● EXTRACTED RECORDS
-.-.-
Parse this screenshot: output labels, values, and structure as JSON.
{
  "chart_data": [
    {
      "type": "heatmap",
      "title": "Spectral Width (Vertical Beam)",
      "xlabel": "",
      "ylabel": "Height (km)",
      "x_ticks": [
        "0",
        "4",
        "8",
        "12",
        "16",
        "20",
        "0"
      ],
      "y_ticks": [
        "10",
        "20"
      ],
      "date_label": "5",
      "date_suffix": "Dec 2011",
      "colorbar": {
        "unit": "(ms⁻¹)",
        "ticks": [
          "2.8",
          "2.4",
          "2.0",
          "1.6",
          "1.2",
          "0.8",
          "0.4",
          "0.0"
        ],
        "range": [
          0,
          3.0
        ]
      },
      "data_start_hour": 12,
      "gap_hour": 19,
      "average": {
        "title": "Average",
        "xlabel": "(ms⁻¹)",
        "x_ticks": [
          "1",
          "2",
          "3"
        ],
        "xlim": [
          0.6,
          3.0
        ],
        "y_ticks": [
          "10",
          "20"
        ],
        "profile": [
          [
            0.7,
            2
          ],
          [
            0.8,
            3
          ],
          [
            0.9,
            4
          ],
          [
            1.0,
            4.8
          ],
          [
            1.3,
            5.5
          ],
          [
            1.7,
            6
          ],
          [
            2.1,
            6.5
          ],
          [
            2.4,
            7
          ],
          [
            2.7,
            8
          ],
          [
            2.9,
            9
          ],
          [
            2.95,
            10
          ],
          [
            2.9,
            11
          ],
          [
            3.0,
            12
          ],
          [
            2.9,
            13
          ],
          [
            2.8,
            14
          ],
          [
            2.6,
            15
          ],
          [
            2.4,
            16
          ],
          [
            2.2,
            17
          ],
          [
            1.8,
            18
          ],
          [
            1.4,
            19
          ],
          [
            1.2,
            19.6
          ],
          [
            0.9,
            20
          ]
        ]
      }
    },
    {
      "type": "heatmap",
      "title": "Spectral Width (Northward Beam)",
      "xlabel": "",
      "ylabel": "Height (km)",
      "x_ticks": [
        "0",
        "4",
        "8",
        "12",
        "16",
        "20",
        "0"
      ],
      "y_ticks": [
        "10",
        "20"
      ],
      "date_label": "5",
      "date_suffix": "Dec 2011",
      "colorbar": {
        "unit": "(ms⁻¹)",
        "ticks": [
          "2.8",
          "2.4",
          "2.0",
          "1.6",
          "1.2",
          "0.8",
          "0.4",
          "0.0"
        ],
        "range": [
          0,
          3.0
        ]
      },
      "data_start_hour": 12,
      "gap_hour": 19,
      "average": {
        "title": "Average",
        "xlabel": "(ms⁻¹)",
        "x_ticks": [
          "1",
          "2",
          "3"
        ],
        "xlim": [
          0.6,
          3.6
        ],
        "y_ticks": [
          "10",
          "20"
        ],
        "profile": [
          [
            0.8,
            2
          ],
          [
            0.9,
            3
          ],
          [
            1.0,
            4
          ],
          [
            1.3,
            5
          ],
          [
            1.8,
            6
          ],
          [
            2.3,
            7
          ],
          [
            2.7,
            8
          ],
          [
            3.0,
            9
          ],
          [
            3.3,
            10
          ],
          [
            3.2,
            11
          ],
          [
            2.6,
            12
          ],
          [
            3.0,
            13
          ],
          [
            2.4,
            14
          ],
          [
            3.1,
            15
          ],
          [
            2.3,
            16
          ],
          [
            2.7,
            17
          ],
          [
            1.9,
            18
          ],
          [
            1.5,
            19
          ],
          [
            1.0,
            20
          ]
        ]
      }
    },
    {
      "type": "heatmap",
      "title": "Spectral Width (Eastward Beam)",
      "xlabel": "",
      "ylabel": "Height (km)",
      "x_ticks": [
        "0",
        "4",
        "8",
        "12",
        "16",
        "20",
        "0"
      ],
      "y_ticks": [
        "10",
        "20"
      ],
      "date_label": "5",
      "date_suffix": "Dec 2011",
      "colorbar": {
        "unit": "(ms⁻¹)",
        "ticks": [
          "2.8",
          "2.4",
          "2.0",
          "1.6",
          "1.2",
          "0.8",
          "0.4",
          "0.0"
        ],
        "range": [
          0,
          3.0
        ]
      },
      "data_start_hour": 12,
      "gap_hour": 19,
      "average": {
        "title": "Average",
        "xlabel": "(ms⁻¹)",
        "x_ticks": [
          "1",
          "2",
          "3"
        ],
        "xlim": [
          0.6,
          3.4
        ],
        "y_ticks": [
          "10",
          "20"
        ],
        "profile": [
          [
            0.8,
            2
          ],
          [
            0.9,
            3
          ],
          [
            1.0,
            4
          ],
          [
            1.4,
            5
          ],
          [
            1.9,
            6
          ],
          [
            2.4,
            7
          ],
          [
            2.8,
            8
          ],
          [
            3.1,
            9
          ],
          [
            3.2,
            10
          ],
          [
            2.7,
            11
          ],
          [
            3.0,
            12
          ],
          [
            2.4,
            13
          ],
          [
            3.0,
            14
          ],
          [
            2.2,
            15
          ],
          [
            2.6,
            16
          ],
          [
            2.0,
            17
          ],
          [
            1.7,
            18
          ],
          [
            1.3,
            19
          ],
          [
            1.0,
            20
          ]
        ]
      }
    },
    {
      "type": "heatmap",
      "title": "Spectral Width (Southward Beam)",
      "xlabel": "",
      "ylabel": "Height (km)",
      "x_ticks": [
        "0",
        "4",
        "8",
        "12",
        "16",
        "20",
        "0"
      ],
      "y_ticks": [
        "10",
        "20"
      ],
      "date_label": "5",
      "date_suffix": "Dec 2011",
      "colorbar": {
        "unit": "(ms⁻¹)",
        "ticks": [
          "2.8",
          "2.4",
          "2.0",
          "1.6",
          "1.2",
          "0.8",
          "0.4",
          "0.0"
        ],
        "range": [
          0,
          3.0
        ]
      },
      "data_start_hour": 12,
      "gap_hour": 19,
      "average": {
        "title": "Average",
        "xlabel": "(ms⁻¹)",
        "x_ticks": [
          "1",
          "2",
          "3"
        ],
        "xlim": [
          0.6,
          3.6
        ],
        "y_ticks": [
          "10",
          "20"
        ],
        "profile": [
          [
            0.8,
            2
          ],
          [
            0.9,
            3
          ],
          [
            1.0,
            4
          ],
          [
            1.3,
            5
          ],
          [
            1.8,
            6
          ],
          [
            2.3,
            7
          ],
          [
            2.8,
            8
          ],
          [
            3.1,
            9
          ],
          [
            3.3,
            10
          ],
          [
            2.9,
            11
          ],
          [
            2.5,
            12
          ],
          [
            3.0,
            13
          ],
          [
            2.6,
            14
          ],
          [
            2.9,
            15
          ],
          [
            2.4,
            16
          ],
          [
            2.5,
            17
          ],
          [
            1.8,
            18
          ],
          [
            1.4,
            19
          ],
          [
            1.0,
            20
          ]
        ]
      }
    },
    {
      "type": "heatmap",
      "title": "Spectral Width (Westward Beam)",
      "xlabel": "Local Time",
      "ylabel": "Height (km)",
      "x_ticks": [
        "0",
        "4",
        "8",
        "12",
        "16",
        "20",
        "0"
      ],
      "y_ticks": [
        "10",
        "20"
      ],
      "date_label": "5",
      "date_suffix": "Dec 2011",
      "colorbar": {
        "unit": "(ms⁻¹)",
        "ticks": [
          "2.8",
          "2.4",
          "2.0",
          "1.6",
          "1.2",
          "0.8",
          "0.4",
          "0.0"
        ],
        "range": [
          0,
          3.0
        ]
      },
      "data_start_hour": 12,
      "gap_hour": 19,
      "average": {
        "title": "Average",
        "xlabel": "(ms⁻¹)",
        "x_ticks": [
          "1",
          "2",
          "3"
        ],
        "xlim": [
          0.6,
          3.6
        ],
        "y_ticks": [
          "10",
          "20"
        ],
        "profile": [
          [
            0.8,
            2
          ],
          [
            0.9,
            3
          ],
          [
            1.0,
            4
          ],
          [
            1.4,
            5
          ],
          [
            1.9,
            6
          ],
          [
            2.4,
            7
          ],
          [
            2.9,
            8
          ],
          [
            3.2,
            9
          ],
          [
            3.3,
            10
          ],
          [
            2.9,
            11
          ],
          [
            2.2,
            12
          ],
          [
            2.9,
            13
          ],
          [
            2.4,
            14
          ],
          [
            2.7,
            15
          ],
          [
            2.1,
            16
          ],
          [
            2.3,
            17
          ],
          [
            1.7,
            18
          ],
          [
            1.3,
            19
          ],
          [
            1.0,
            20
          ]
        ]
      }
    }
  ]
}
-.-.-
● DIRECTIVE
Pull out every line holding "Beam" from the records above, and copy it.

● REPLY TO THE TASK
      "title": "Spectral Width (Vertical Beam)",
      "title": "Spectral Width (Northward Beam)",
      "title": "Spectral Width (Eastward Beam)",
      "title": "Spectral Width (Southward Beam)",
      "title": "Spectral Width (Westward Beam)",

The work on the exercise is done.